EXERCISE MATERIAL:
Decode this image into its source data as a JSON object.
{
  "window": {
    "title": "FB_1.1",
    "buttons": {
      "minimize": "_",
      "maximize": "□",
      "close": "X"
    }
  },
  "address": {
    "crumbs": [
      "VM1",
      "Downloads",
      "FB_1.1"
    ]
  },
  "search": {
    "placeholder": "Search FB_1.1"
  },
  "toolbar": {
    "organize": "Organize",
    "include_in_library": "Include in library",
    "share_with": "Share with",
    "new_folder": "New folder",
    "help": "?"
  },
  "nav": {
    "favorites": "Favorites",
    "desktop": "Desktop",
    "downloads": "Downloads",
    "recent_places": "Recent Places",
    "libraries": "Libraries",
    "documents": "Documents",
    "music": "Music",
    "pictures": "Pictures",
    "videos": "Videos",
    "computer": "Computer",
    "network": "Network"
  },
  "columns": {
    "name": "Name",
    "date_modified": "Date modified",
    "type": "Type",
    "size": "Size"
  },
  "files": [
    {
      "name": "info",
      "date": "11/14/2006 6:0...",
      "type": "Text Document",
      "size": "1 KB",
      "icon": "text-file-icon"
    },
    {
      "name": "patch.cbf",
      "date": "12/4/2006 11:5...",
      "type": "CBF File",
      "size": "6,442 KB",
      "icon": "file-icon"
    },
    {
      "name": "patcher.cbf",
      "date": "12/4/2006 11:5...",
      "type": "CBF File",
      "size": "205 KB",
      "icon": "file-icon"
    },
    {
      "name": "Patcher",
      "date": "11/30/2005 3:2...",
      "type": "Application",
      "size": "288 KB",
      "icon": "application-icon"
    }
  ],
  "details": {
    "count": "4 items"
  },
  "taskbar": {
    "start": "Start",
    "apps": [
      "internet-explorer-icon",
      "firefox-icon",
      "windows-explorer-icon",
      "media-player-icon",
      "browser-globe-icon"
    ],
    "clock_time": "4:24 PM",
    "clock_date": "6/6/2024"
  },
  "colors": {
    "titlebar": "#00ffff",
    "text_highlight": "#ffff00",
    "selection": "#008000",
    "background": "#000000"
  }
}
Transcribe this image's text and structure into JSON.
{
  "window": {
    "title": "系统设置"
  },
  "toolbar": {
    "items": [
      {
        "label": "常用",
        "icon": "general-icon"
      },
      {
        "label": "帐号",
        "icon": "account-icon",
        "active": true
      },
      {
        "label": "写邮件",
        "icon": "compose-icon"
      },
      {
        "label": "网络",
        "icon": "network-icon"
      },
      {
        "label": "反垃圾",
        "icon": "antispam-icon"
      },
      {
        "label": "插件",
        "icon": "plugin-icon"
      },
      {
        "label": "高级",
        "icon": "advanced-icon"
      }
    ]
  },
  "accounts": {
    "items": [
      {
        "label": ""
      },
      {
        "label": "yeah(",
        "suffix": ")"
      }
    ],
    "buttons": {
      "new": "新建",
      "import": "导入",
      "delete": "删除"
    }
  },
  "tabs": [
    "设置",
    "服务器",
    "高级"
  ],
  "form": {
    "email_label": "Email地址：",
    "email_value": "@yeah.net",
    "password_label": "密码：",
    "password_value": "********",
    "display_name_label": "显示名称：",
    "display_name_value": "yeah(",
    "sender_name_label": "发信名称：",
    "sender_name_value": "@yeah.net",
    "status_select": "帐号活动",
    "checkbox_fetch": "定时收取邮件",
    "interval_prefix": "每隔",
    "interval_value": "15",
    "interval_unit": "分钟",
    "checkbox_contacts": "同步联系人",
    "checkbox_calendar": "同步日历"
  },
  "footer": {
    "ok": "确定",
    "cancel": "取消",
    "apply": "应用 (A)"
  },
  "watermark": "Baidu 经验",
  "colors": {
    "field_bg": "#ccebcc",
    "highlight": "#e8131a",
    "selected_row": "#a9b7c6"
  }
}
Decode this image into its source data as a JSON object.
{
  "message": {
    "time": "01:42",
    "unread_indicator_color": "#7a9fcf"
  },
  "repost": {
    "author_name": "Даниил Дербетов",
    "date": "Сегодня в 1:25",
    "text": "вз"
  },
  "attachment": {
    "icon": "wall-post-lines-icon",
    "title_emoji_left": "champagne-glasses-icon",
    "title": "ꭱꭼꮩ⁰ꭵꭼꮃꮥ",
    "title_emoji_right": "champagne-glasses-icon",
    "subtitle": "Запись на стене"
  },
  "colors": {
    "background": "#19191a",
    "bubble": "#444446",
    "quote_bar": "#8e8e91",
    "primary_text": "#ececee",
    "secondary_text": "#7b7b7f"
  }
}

WHAT YOU SHOULD DO:
Write out every entry verbatim.

EXERCISE RESPONSE:
Decode this image into its source data as a JSON object.
{
  "window": {
    "title": "FB_1.1",
    "buttons": {
      "minimize": "_",
      "maximize": "□",
      "close": "X"
    }
  },
  "address": {
    "crumbs": [
      "VM1",
      "Downloads",
      "FB_1.1"
    ]
  },
  "search": {
    "placeholder": "Search FB_1.1"
  },
  "toolbar": {
    "organize": "Organize",
    "include_in_library": "Include in library",
    "share_with": "Share with",
    "new_folder": "New folder",
    "help": "?"
  },
  "nav": {
    "favorites": "Favorites",
    "desktop": "Desktop",
    "downloads": "Downloads",
    "recent_places": "Recent Places",
    "libraries": "Libraries",
    "documents": "Documents",
    "music": "Music",
    "pictures": "Pictures",
    "videos": "Videos",
    "computer": "Computer",
    "network": "Network"
  },
  "columns": {
    "name": "Name",
    "date_modified": "Date modified",
    "type": "Type",
    "size": "Size"
  },
  "files": [
    {
      "name": "info",
      "date": "11/14/2006 6:0...",
      "type": "Text Document",
      "size": "1 KB",
      "icon": "text-file-icon"
    },
    {
      "name": "patch.cbf",
      "date": "12/4/2006 11:5...",
      "type": "CBF File",
      "size": "6,442 KB",
      "icon": "file-icon"
    },
    {
      "name": "patcher.cbf",
      "date": "12/4/2006 11:5...",
      "type": "CBF File",
      "size": "205 KB",
      "icon": "file-icon"
    },
    {
      "name": "Patcher",
      "date": "11/30/2005 3:2...",
      "type": "Application",
      "size": "288 KB",
      "icon": "application-icon"
    }
  ],
  "details": {
    "count": "4 items"
  },
  "taskbar": {
    "start": "Start",
    "apps": [
      "internet-explorer-icon",
      "firefox-icon",
      "windows-explorer-icon",
      "media-player-icon",
      "browser-globe-icon"
    ],
    "clock_time": "4:24 PM",
    "clock_date": "6/6/2024"
  },
  "colors": {
    "titlebar": "#00ffff",
    "text_highlight": "#ffff00",
    "selection": "#008000",
    "background": "#000000"
  }
}
Transcribe this image's text and structure into JSON.
{
  "window": {
    "title": "系统设置"
  },
  "toolbar": {
    "items": [
      {
        "label": "常用",
        "icon": "general-icon"
      },
      {
        "label": "帐号",
        "icon": "account-icon",
        "active": true
      },
      {
        "label": "写邮件",
        "icon": "compose-icon"
      },
      {
        "label": "网络",
        "icon": "network-icon"
      },
      {
        "label": "反垃圾",
        "icon": "antispam-icon"
      },
      {
        "label": "插件",
        "icon": "plugin-icon"
      },
      {
        "label": "高级",
        "icon": "advanced-icon"
      }
    ]
  },
  "accounts": {
    "items": [
      {
        "label": ""
      },
      {
        "label": "yeah(",
        "suffix": ")"
      }
    ],
    "buttons": {
      "new": "新建",
      "import": "导入",
      "delete": "删除"
    }
  },
  "tabs": [
    "设置",
    "服务器",
    "高级"
  ],
  "form": {
    "email_label": "Email地址：",
    "email_value": "@yeah.net",
    "password_label": "密码：",
    "password_value": "********",
    "display_name_label": "显示名称：",
    "display_name_value": "yeah(",
    "sender_name_label": "发信名称：",
    "sender_name_value": "@yeah.net",
    "status_select": "帐号活动",
    "checkbox_fetch": "定时收取邮件",
    "interval_prefix": "每隔",
    "interval_value": "15",
    "interval_unit": "分钟",
    "checkbox_contacts": "同步联系人",
    "checkbox_calendar": "同步日历"
  },
  "footer": {
    "ok": "确定",
    "cancel": "取消",
    "apply": "应用 (A)"
  },
  "watermark": "Baidu 经验",
  "colors": {
    "field_bg": "#ccebcc",
    "highlight": "#e8131a",
    "selected_row": "#a9b7c6"
  }
}
Decode this image into its source data as a JSON object.
{
  "message": {
    "time": "01:42",
    "unread_indicator_color": "#7a9fcf"
  },
  "repost": {
    "author_name": "Даниил Дербетов",
    "date": "Сегодня в 1:25",
    "text": "вз"
  },
  "attachment": {
    "icon": "wall-post-lines-icon",
    "title_emoji_left": "champagne-glasses-icon",
    "title": "ꭱꭼꮩ⁰ꭵꭼꮃꮥ",
    "title_emoji_right": "champagne-glasses-icon",
    "subtitle": "Запись на стене"
  },
  "colors": {
    "background": "#19191a",
    "bubble": "#444446",
    "quote_bar": "#8e8e91",
    "primary_text": "#ececee",
    "secondary_text": "#7b7b7f"
  }
}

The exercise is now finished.